Short problem =
Extract all of the entries and set them down verbatim.

Records shown =
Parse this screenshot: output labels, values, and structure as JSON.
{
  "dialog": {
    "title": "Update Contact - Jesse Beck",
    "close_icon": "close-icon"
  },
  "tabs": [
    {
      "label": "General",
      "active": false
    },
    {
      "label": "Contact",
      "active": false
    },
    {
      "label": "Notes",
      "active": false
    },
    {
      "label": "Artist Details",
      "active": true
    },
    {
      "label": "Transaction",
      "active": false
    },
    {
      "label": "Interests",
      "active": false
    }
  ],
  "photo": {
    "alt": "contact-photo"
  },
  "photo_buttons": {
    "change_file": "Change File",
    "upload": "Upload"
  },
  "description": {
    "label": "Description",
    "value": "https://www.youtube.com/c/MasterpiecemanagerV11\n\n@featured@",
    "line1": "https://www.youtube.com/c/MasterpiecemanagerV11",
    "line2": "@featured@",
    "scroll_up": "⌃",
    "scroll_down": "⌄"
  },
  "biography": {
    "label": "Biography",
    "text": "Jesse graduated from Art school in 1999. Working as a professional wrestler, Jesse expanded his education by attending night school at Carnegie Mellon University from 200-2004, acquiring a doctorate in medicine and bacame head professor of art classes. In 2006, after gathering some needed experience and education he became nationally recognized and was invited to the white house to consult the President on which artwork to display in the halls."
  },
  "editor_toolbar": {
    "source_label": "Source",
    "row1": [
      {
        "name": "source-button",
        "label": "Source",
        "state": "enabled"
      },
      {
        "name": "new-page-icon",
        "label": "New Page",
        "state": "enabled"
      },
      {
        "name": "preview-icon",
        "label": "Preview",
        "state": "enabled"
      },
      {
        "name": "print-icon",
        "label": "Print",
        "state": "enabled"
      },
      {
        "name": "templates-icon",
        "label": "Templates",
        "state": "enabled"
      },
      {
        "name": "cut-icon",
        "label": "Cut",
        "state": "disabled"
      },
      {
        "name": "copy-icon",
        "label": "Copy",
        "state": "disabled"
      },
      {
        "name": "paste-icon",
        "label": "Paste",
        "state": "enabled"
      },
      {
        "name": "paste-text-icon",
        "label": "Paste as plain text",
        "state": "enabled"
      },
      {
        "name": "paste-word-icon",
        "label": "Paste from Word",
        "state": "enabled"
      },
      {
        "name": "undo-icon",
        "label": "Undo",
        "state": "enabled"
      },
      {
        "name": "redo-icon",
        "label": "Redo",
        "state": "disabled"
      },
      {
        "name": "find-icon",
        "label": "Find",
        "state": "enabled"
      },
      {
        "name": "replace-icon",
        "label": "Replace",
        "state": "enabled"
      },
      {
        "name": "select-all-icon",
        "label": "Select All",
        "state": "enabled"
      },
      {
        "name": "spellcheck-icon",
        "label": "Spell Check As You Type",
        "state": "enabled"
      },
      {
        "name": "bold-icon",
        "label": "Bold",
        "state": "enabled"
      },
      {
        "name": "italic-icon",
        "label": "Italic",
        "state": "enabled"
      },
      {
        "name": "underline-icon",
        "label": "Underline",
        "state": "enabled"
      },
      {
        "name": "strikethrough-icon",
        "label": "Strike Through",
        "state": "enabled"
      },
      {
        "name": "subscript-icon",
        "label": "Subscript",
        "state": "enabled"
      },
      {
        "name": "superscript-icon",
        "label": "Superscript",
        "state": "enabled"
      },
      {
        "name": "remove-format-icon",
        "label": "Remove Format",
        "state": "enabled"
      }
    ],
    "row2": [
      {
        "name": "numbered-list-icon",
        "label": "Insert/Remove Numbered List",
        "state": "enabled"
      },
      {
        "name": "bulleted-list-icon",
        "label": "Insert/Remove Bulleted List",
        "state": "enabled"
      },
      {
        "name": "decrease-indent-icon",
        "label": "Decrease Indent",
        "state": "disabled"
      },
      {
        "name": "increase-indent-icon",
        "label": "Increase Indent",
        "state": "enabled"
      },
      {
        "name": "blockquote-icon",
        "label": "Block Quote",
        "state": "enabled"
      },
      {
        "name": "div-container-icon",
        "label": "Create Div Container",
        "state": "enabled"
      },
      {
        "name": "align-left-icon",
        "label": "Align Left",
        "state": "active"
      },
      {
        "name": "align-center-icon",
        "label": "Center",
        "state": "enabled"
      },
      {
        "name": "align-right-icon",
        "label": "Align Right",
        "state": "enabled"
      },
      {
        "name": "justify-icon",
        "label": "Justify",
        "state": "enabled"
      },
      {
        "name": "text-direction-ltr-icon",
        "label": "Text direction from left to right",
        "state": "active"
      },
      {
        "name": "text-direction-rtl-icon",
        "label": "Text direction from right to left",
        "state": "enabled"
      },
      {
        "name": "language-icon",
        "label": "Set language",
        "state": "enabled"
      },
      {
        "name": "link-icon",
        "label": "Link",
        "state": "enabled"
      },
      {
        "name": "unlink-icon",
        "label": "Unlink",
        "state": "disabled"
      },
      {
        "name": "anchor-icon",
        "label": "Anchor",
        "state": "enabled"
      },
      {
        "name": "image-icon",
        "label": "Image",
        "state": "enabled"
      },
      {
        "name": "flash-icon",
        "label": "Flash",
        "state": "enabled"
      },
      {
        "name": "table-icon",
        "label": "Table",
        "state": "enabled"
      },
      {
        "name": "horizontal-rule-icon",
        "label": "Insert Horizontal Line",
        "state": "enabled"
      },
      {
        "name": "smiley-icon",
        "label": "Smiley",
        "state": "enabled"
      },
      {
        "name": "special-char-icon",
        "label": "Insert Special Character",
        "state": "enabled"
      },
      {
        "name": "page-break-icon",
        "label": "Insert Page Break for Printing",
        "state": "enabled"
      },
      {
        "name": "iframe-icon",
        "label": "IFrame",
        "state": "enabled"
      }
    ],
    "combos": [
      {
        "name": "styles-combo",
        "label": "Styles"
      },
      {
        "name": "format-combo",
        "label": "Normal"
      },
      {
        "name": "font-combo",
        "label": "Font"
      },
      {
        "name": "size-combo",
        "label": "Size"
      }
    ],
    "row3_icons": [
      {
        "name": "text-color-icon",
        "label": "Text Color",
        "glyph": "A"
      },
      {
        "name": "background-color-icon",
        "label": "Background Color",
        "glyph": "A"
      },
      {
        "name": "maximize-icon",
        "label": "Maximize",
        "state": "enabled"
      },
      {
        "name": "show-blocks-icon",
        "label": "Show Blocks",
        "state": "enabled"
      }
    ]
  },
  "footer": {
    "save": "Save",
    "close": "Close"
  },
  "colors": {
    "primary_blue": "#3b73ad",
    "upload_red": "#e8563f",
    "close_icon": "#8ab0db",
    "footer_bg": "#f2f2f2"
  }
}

Solution for this problem =
Parse this screenshot: output labels, values, and structure as JSON.
{
  "dialog": {
    "title": "Update Contact - Jesse Beck",
    "close_icon": "close-icon"
  },
  "tabs": [
    {
      "label": "General",
      "active": false
    },
    {
      "label": "Contact",
      "active": false
    },
    {
      "label": "Notes",
      "active": false
    },
    {
      "label": "Artist Details",
      "active": true
    },
    {
      "label": "Transaction",
      "active": false
    },
    {
      "label": "Interests",
      "active": false
    }
  ],
  "photo": {
    "alt": "contact-photo"
  },
  "photo_buttons": {
    "change_file": "Change File",
    "upload": "Upload"
  },
  "description": {
    "label": "Description",
    "value": "https://www.youtube.com/c/MasterpiecemanagerV11\n\n@featured@",
    "line1": "https://www.youtube.com/c/MasterpiecemanagerV11",
    "line2": "@featured@",
    "scroll_up": "⌃",
    "scroll_down": "⌄"
  },
  "biography": {
    "label": "Biography",
    "text": "Jesse graduated from Art school in 1999. Working as a professional wrestler, Jesse expanded his education by attending night school at Carnegie Mellon University from 200-2004, acquiring a doctorate in medicine and bacame head professor of art classes. In 2006, after gathering some needed experience and education he became nationally recognized and was invited to the white house to consult the President on which artwork to display in the halls."
  },
  "editor_toolbar": {
    "source_label": "Source",
    "row1": [
      {
        "name": "source-button",
        "label": "Source",
        "state": "enabled"
      },
      {
        "name": "new-page-icon",
        "label": "New Page",
        "state": "enabled"
      },
      {
        "name": "preview-icon",
        "label": "Preview",
        "state": "enabled"
      },
      {
        "name": "print-icon",
        "label": "Print",
        "state": "enabled"
      },
      {
        "name": "templates-icon",
        "label": "Templates",
        "state": "enabled"
      },
      {
        "name": "cut-icon",
        "label": "Cut",
        "state": "disabled"
      },
      {
        "name": "copy-icon",
        "label": "Copy",
        "state": "disabled"
      },
      {
        "name": "paste-icon",
        "label": "Paste",
        "state": "enabled"
      },
      {
        "name": "paste-text-icon",
        "label": "Paste as plain text",
        "state": "enabled"
      },
      {
        "name": "paste-word-icon",
        "label": "Paste from Word",
        "state": "enabled"
      },
      {
        "name": "undo-icon",
        "label": "Undo",
        "state": "enabled"
      },
      {
        "name": "redo-icon",
        "label": "Redo",
        "state": "disabled"
      },
      {
        "name": "find-icon",
        "label": "Find",
        "state": "enabled"
      },
      {
        "name": "replace-icon",
        "label": "Replace",
        "state": "enabled"
      },
      {
        "name": "select-all-icon",
        "label": "Select All",
        "state": "enabled"
      },
      {
        "name": "spellcheck-icon",
        "label": "Spell Check As You Type",
        "state": "enabled"
      },
      {
        "name": "bold-icon",
        "label": "Bold",
        "state": "enabled"
      },
      {
        "name": "italic-icon",
        "label": "Italic",
        "state": "enabled"
      },
      {
        "name": "underline-icon",
        "label": "Underline",
        "state": "enabled"
      },
      {
        "name": "strikethrough-icon",
        "label": "Strike Through",
        "state": "enabled"
      },
      {
        "name": "subscript-icon",
        "label": "Subscript",
        "state": "enabled"
      },
      {
        "name": "superscript-icon",
        "label": "Superscript",
        "state": "enabled"
      },
      {
        "name": "remove-format-icon",
        "label": "Remove Format",
        "state": "enabled"
      }
    ],
    "row2": [
      {
        "name": "numbered-list-icon",
        "label": "Insert/Remove Numbered List",
        "state": "enabled"
      },
      {
        "name": "bulleted-list-icon",
        "label": "Insert/Remove Bulleted List",
        "state": "enabled"
      },
      {
        "name": "decrease-indent-icon",
        "label": "Decrease Indent",
        "state": "disabled"
      },
      {
        "name": "increase-indent-icon",
        "label": "Increase Indent",
        "state": "enabled"
      },
      {
        "name": "blockquote-icon",
        "label": "Block Quote",
        "state": "enabled"
      },
      {
        "name": "div-container-icon",
        "label": "Create Div Container",
        "state": "enabled"
      },
      {
        "name": "align-left-icon",
        "label": "Align Left",
        "state": "active"
      },
      {
        "name": "align-center-icon",
        "label": "Center",
        "state": "enabled"
      },
      {
        "name": "align-right-icon",
        "label": "Align Right",
        "state": "enabled"
      },
      {
        "name": "justify-icon",
        "label": "Justify",
        "state": "enabled"
      },
      {
        "name": "text-direction-ltr-icon",
        "label": "Text direction from left to right",
        "state": "active"
      },
      {
        "name": "text-direction-rtl-icon",
        "label": "Text direction from right to left",
        "state": "enabled"
      },
      {
        "name": "language-icon",
        "label": "Set language",
        "state": "enabled"
      },
      {
        "name": "link-icon",
        "label": "Link",
        "state": "enabled"
      },
      {
        "name": "unlink-icon",
        "label": "Unlink",
        "state": "disabled"
      },
      {
        "name": "anchor-icon",
        "label": "Anchor",
        "state": "enabled"
      },
      {
        "name": "image-icon",
        "label": "Image",
        "state": "enabled"
      },
      {
        "name": "flash-icon",
        "label": "Flash",
        "state": "enabled"
      },
      {
        "name": "table-icon",
        "label": "Table",
        "state": "enabled"
      },
      {
        "name": "horizontal-rule-icon",
        "label": "Insert Horizontal Line",
        "state": "enabled"
      },
      {
        "name": "smiley-icon",
        "label": "Smiley",
        "state": "enabled"
      },
      {
        "name": "special-char-icon",
        "label": "Insert Special Character",
        "state": "enabled"
      },
      {
        "name": "page-break-icon",
        "label": "Insert Page Break for Printing",
        "state": "enabled"
      },
      {
        "name": "iframe-icon",
        "label": "IFrame",
        "state": "enabled"
      }
    ],
    "combos": [
      {
        "name": "styles-combo",
        "label": "Styles"
      },
      {
        "name": "format-combo",
        "label": "Normal"
      },
      {
        "name": "font-combo",
        "label": "Font"
      },
      {
        "name": "size-combo",
        "label": "Size"
      }
    ],
    "row3_icons": [
      {
        "name": "text-color-icon",
        "label": "Text Color",
        "glyph": "A"
      },
      {
        "name": "background-color-icon",
        "label": "Background Color",
        "glyph": "A"
      },
      {
        "name": "maximize-icon",
        "label": "Maximize",
        "state": "enabled"
      },
      {
        "name": "show-blocks-icon",
        "label": "Show Blocks",
        "state": "enabled"
      }
    ]
  },
  "footer": {
    "save": "Save",
    "close": "Close"
  },
  "colors": {
    "primary_blue": "#3b73ad",
    "upload_red": "#e8563f",
    "close_icon": "#8ab0db",
    "footer_bg": "#f2f2f2"
  }
}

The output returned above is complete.